Low interest rate has cost households an average of £5,000 in six years

4th March 2015


Savers have lost a staggering £130 billion from low interest rates in the last six years according to research from Hargreaves Lansdown equivalent to £5000 per household. The firm also says that the amount of money held in zero-interest has trebled.

Laith Khalaf, senior analyst at Hargreaves Lansdown says: “Cash savers have endured six years of hurt, suffering heavy blows from falling interest rates, quantitative easing and funding for lending. They are still feeling the effects of the global financial crisis, almost a decade after it started.”
The amount of money held by households in non-interest bearing accounts now stands at £149 billion, compared with £47 billion in September 2008 (see chart below).
While this amount has trebled, by comparison the amount held in interest-bearing instant access accounts has grown by just 15%. The firm says that the average rate paid on an instant access account has also fallen from 3.1% in September 2008 to 0.78% now.
This £130bn figure estimate is based on Hargreaves Lansdown analysis of Bank of England Statistics, following on from the central bank’s own methodology used in 2012 to assess the impact of lower interest rates on savers. The analysis compares the actual interest paid on deposits from September 2008 to January 2015 with what those payments would have been, had interest rates remained at their September 2008 level. The analysis assumes the stock of deposits were as occurred, in reality if interest rates had been higher the stock of deposits would almost certainly have been higher too.
The firm says that while cash rates have suffered, most other asset classes have prospered since March 2009, when interest rates hit 0.5% for the first time, and QE was introduced. The average UK house price is up 27%, the FTSE All Share has returned 139% with dividends re-invested, and the UK gilt market has returned 42% (total return 30th Feb 2009 to 28th Feb 2015).
Khalaf says that the market is anticipating an interest rate rise early next year, though he suggests the rate rise pencilled is just 0.25%. “That’s a pretty small amount of soothing balm for the six years of pain cash savers have endured”.
HL has set out the following five
options for those worried about low rates
1. Grin and bear it. Or at least bear it. Everyone needs a cash buffer to meet immediate spending needs, at least 3-6 months of expenditure, so there is no way of totally avoiding low deposit rates. It makes sense to shop around for the best deal.

#### SOURCE DATA

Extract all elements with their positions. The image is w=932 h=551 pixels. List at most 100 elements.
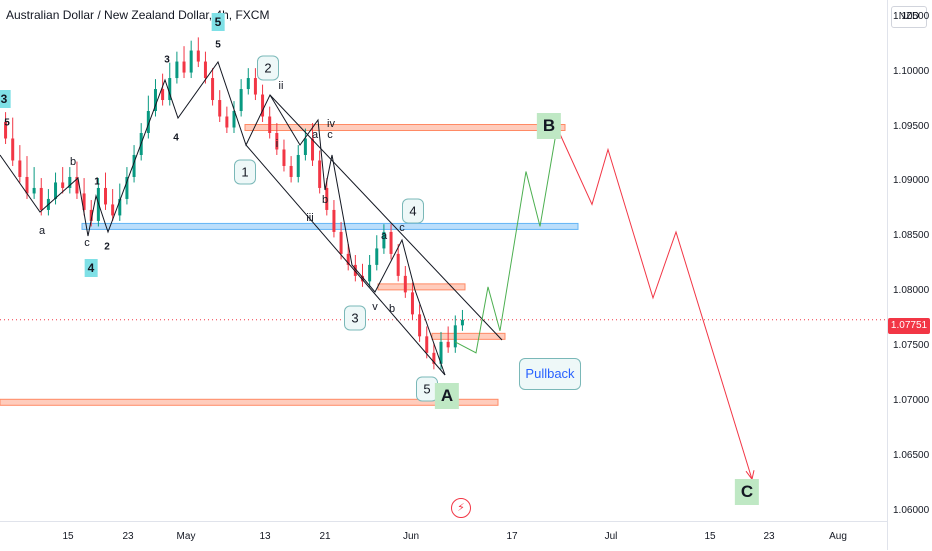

#### TASKS
1. Reproduce the passage of the article on low interest rates, starting at the words "Savers have lost" and stopping after "zero-interest has trebled.".
2. Using the article on low interest rates, answer yes or no to each statement below, and quote the words that decide it.
(a) In September 2008, households held £47 billion in non-interest bearing accounts.
(b) The average rate paid on an instant access account has risen since September 2008.
(c) The average UK house price is up 39%.
Work only from the article on low interest rates and savers.

#### PROBLEM SOLUTIONS
1.
Savers have lost a staggering £130 billion from low interest rates in the last six years according to research from Hargreaves Lansdown equivalent to £5000 per household. The firm also says that the amount of money held in zero-interest has trebled.

2.
(a) Yes: "compared with £47 billion in September 2008"
(b) No: "has also fallen from 3.1% in September 2008 to 0.78% now"
(c) No: "The average UK house price is up 27%"